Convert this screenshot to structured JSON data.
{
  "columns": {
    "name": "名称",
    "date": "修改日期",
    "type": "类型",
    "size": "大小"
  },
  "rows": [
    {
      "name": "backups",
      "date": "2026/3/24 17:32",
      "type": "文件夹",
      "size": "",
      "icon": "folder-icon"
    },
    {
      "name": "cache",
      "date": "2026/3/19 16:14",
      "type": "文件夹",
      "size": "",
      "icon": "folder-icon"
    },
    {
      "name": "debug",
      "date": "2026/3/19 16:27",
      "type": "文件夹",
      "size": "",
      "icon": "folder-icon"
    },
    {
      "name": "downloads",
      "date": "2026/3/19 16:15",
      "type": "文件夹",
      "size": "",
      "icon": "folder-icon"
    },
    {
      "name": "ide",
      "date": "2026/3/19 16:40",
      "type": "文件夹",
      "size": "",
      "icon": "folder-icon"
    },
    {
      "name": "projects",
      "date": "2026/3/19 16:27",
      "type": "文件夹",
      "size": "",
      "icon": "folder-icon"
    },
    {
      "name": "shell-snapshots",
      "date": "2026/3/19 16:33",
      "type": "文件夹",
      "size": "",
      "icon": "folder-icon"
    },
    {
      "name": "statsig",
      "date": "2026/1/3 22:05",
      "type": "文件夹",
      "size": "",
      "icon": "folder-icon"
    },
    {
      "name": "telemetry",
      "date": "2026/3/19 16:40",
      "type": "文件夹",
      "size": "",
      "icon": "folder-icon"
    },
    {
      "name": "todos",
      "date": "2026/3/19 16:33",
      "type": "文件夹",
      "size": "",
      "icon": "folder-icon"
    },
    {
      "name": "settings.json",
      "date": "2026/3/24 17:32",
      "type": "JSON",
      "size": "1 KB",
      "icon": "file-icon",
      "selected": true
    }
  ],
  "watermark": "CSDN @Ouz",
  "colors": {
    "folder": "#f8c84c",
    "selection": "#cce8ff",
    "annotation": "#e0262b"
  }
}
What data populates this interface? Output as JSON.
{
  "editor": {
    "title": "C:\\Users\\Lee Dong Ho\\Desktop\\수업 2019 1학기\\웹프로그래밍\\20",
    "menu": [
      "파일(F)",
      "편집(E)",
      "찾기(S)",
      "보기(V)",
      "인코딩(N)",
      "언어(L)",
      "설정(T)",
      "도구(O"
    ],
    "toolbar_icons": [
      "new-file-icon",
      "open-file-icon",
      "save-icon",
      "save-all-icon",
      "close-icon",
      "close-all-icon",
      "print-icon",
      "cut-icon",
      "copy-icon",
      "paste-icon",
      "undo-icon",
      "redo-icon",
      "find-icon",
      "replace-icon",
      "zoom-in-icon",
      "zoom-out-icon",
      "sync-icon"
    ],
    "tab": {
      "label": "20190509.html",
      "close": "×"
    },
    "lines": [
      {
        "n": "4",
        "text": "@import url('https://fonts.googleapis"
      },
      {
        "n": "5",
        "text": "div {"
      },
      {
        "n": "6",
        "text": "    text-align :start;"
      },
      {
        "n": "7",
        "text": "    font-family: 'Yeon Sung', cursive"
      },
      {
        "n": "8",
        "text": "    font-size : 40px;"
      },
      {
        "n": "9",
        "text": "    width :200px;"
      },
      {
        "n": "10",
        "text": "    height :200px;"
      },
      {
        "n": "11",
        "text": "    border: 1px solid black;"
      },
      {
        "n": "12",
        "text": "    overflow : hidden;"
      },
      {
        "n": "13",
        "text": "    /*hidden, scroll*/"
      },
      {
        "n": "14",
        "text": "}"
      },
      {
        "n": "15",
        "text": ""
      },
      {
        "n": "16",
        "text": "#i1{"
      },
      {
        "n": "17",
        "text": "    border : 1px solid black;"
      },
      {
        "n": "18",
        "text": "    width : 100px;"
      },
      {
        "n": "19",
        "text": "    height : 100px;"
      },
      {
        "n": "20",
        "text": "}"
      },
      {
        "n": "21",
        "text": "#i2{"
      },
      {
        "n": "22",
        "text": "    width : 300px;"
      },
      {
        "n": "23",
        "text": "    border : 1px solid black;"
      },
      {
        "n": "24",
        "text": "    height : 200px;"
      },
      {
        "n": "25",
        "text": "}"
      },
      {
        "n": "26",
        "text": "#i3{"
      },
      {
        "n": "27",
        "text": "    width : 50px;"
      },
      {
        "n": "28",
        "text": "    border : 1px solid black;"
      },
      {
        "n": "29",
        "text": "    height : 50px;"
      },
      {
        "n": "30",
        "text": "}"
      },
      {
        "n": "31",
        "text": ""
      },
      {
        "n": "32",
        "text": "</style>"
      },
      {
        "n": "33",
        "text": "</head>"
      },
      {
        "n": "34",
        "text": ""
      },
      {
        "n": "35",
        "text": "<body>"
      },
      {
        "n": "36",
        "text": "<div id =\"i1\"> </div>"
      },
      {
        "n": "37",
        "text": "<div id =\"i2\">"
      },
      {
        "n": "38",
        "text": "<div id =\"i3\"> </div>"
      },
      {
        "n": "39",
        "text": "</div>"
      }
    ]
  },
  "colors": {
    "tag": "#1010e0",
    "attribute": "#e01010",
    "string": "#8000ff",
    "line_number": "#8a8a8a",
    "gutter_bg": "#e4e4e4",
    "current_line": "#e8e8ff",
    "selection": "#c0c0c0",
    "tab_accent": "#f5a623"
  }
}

Exercise objective:
Copy each record from above without leaving any out.

Expected answer:
Convert this screenshot to structured JSON data.
{
  "columns": {
    "name": "名称",
    "date": "修改日期",
    "type": "类型",
    "size": "大小"
  },
  "rows": [
    {
      "name": "backups",
      "date": "2026/3/24 17:32",
      "type": "文件夹",
      "size": "",
      "icon": "folder-icon"
    },
    {
      "name": "cache",
      "date": "2026/3/19 16:14",
      "type": "文件夹",
      "size": "",
      "icon": "folder-icon"
    },
    {
      "name": "debug",
      "date": "2026/3/19 16:27",
      "type": "文件夹",
      "size": "",
      "icon": "folder-icon"
    },
    {
      "name": "downloads",
      "date": "2026/3/19 16:15",
      "type": "文件夹",
      "size": "",
      "icon": "folder-icon"
    },
    {
      "name": "ide",
      "date": "2026/3/19 16:40",
      "type": "文件夹",
      "size": "",
      "icon": "folder-icon"
    },
    {
      "name": "projects",
      "date": "2026/3/19 16:27",
      "type": "文件夹",
      "size": "",
      "icon": "folder-icon"
    },
    {
      "name": "shell-snapshots",
      "date": "2026/3/19 16:33",
      "type": "文件夹",
      "size": "",
      "icon": "folder-icon"
    },
    {
      "name": "statsig",
      "date": "2026/1/3 22:05",
      "type": "文件夹",
      "size": "",
      "icon": "folder-icon"
    },
    {
      "name": "telemetry",
      "date": "2026/3/19 16:40",
      "type": "文件夹",
      "size": "",
      "icon": "folder-icon"
    },
    {
      "name": "todos",
      "date": "2026/3/19 16:33",
      "type": "文件夹",
      "size": "",
      "icon": "folder-icon"
    },
    {
      "name": "settings.json",
      "date": "2026/3/24 17:32",
      "type": "JSON",
      "size": "1 KB",
      "icon": "file-icon",
      "selected": true
    }
  ],
  "watermark": "CSDN @Ouz",
  "colors": {
    "folder": "#f8c84c",
    "selection": "#cce8ff",
    "annotation": "#e0262b"
  }
}
What data populates this interface? Output as JSON.
{
  "editor": {
    "title": "C:\\Users\\Lee Dong Ho\\Desktop\\수업 2019 1학기\\웹프로그래밍\\20",
    "menu": [
      "파일(F)",
      "편집(E)",
      "찾기(S)",
      "보기(V)",
      "인코딩(N)",
      "언어(L)",
      "설정(T)",
      "도구(O"
    ],
    "toolbar_icons": [
      "new-file-icon",
      "open-file-icon",
      "save-icon",
      "save-all-icon",
      "close-icon",
      "close-all-icon",
      "print-icon",
      "cut-icon",
      "copy-icon",
      "paste-icon",
      "undo-icon",
      "redo-icon",
      "find-icon",
      "replace-icon",
      "zoom-in-icon",
      "zoom-out-icon",
      "sync-icon"
    ],
    "tab": {
      "label": "20190509.html",
      "close": "×"
    },
    "lines": [
      {
        "n": "4",
        "text": "@import url('https://fonts.googleapis"
      },
      {
        "n": "5",
        "text": "div {"
      },
      {
        "n": "6",
        "text": "    text-align :start;"
      },
      {
        "n": "7",
        "text": "    font-family: 'Yeon Sung', cursive"
      },
      {
        "n": "8",
        "text": "    font-size : 40px;"
      },
      {
        "n": "9",
        "text": "    width :200px;"
      },
      {
        "n": "10",
        "text": "    height :200px;"
      },
      {
        "n": "11",
        "text": "    border: 1px solid black;"
      },
      {
        "n": "12",
        "text": "    overflow : hidden;"
      },
      {
        "n": "13",
        "text": "    /*hidden, scroll*/"
      },
      {
        "n": "14",
        "text": "}"
      },
      {
        "n": "15",
        "text": ""
      },
      {
        "n": "16",
        "text": "#i1{"
      },
      {
        "n": "17",
        "text": "    border : 1px solid black;"
      },
      {
        "n": "18",
        "text": "    width : 100px;"
      },
      {
        "n": "19",
        "text": "    height : 100px;"
      },
      {
        "n": "20",
        "text": "}"
      },
      {
        "n": "21",
        "text": "#i2{"
      },
      {
        "n": "22",
        "text": "    width : 300px;"
      },
      {
        "n": "23",
        "text": "    border : 1px solid black;"
      },
      {
        "n": "24",
        "text": "    height : 200px;"
      },
      {
        "n": "25",
        "text": "}"
      },
      {
        "n": "26",
        "text": "#i3{"
      },
      {
        "n": "27",
        "text": "    width : 50px;"
      },
      {
        "n": "28",
        "text": "    border : 1px solid black;"
      },
      {
        "n": "29",
        "text": "    height : 50px;"
      },
      {
        "n": "30",
        "text": "}"
      },
      {
        "n": "31",
        "text": ""
      },
      {
        "n": "32",
        "text": "</style>"
      },
      {
        "n": "33",
        "text": "</head>"
      },
      {
        "n": "34",
        "text": ""
      },
      {
        "n": "35",
        "text": "<body>"
      },
      {
        "n": "36",
        "text": "<div id =\"i1\"> </div>"
      },
      {
        "n": "37",
        "text": "<div id =\"i2\">"
      },
      {
        "n": "38",
        "text": "<div id =\"i3\"> </div>"
      },
      {
        "n": "39",
        "text": "</div>"
      }
    ]
  },
  "colors": {
    "tag": "#1010e0",
    "attribute": "#e01010",
    "string": "#8000ff",
    "line_number": "#8a8a8a",
    "gutter_bg": "#e4e4e4",
    "current_line": "#e8e8ff",
    "selection": "#c0c0c0",
    "tab_accent": "#f5a623"
  }
}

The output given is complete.